Stored entries

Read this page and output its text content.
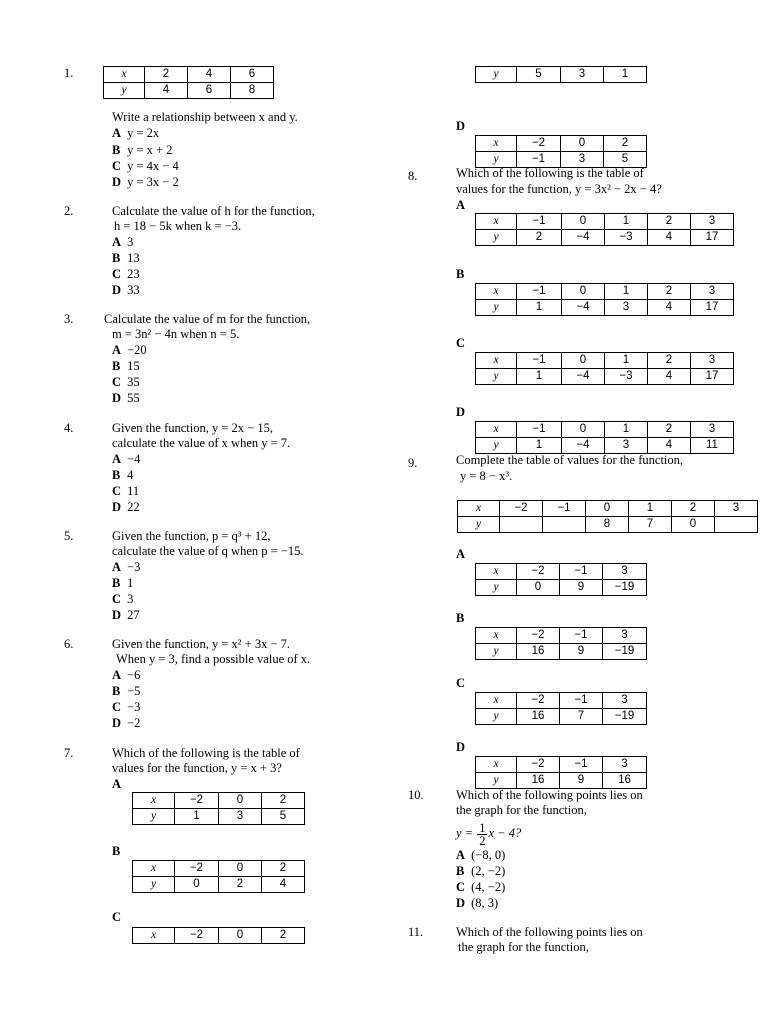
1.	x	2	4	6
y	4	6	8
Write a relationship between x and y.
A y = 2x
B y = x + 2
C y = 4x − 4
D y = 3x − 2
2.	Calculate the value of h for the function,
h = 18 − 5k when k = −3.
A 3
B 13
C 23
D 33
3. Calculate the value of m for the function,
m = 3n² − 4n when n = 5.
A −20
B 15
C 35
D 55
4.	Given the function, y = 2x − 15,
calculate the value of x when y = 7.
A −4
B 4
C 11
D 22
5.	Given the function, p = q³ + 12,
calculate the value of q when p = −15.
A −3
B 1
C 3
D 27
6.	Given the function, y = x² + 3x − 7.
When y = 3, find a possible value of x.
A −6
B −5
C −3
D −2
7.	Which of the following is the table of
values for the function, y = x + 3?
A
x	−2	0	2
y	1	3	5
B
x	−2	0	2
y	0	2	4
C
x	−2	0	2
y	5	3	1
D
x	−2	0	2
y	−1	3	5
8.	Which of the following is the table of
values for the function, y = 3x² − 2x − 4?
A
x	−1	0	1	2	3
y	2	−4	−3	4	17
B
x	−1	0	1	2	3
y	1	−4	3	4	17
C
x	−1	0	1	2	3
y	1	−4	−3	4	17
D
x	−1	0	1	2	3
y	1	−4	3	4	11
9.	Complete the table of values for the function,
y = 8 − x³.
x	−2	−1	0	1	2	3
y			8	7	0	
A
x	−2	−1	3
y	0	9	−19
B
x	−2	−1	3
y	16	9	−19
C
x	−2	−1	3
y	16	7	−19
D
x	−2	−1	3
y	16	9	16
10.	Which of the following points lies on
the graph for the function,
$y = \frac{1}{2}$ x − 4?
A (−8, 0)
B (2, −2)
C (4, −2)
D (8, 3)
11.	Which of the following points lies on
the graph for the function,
* * *
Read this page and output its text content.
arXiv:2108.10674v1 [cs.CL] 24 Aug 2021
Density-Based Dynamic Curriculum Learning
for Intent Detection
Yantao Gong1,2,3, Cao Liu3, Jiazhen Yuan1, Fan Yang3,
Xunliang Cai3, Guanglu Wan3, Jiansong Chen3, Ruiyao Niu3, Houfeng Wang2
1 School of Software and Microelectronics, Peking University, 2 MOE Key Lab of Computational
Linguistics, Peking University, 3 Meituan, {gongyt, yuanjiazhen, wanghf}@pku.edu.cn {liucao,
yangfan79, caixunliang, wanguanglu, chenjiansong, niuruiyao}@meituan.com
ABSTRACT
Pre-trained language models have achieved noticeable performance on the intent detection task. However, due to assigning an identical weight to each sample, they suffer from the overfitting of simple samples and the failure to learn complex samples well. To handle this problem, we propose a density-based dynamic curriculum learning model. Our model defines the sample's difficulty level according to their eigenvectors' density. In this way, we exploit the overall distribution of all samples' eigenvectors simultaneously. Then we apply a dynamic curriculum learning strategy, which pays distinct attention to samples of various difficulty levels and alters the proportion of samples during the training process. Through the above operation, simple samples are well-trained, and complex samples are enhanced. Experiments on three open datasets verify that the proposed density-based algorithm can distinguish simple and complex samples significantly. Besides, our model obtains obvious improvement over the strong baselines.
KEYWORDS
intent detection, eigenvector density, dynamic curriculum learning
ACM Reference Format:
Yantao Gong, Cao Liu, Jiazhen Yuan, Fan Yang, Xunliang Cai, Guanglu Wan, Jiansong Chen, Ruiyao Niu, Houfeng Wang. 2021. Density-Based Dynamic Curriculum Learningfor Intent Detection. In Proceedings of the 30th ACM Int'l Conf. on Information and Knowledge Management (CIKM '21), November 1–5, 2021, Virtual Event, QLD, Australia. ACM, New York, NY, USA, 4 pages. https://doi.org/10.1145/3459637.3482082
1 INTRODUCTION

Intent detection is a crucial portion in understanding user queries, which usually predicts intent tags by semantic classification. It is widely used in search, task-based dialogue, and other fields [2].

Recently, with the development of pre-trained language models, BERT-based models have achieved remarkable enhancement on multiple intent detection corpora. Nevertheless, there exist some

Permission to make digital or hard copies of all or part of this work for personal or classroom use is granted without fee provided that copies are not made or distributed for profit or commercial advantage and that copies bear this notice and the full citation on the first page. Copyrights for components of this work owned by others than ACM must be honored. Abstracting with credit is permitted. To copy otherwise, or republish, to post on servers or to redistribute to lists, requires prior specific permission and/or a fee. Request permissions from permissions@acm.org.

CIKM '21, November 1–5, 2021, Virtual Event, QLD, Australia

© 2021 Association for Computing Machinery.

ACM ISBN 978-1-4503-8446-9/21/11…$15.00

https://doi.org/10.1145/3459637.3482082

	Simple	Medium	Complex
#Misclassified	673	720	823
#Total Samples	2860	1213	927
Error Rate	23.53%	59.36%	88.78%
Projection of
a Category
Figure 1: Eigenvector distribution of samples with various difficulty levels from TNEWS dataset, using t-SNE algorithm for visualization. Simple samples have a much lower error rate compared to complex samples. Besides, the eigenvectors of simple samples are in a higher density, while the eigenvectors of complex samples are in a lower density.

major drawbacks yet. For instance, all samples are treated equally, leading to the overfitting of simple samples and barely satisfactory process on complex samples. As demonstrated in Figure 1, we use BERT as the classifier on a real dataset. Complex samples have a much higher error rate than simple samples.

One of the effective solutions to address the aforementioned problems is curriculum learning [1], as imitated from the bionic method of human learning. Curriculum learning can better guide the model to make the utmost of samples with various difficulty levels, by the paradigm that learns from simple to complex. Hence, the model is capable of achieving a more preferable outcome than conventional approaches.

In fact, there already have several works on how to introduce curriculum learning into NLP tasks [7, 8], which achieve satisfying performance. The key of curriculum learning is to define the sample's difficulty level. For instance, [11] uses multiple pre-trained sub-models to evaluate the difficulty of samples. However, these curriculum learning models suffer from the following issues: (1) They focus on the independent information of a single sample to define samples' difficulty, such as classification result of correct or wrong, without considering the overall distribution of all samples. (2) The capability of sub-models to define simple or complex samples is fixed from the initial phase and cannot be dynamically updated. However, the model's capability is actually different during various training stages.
==
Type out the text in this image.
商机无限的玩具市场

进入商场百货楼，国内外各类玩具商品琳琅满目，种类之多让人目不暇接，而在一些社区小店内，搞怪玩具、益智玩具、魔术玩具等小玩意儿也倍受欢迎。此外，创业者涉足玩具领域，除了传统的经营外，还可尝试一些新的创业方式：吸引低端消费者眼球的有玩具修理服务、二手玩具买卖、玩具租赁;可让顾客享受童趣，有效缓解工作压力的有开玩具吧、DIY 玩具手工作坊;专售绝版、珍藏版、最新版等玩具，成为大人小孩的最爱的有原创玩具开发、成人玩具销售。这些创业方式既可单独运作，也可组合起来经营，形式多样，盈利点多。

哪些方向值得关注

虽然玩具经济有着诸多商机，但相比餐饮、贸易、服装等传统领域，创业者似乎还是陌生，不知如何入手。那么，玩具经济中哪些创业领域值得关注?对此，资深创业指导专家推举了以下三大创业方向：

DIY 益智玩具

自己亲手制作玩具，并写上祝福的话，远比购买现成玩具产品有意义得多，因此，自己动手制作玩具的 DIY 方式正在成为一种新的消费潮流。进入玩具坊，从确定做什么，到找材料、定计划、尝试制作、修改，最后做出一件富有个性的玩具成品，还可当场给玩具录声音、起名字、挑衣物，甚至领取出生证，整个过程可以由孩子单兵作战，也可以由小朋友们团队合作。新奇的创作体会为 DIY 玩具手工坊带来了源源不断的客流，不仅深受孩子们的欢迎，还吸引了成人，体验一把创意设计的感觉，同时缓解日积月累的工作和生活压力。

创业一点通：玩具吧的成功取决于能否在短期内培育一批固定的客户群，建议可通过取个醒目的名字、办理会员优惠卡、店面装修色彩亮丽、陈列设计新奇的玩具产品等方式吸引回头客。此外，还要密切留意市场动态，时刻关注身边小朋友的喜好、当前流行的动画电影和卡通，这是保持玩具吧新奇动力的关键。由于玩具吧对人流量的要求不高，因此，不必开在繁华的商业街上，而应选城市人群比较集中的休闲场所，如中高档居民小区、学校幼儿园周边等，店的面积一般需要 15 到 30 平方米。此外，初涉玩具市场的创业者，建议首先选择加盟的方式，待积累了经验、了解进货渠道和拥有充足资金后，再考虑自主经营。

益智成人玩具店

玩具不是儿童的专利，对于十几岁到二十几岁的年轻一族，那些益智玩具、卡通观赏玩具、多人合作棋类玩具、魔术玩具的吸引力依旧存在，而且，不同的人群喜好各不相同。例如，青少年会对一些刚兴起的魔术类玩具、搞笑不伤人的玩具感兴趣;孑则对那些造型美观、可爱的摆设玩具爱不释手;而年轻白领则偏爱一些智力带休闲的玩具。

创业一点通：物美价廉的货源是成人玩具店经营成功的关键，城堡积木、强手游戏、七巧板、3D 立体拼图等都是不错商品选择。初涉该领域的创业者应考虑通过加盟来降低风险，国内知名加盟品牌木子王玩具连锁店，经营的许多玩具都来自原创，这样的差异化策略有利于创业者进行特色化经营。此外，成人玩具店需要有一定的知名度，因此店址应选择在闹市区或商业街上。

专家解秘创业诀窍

### Given request
Within the records above, how many lines include the word "that"? State the number by itself.

### Solution
3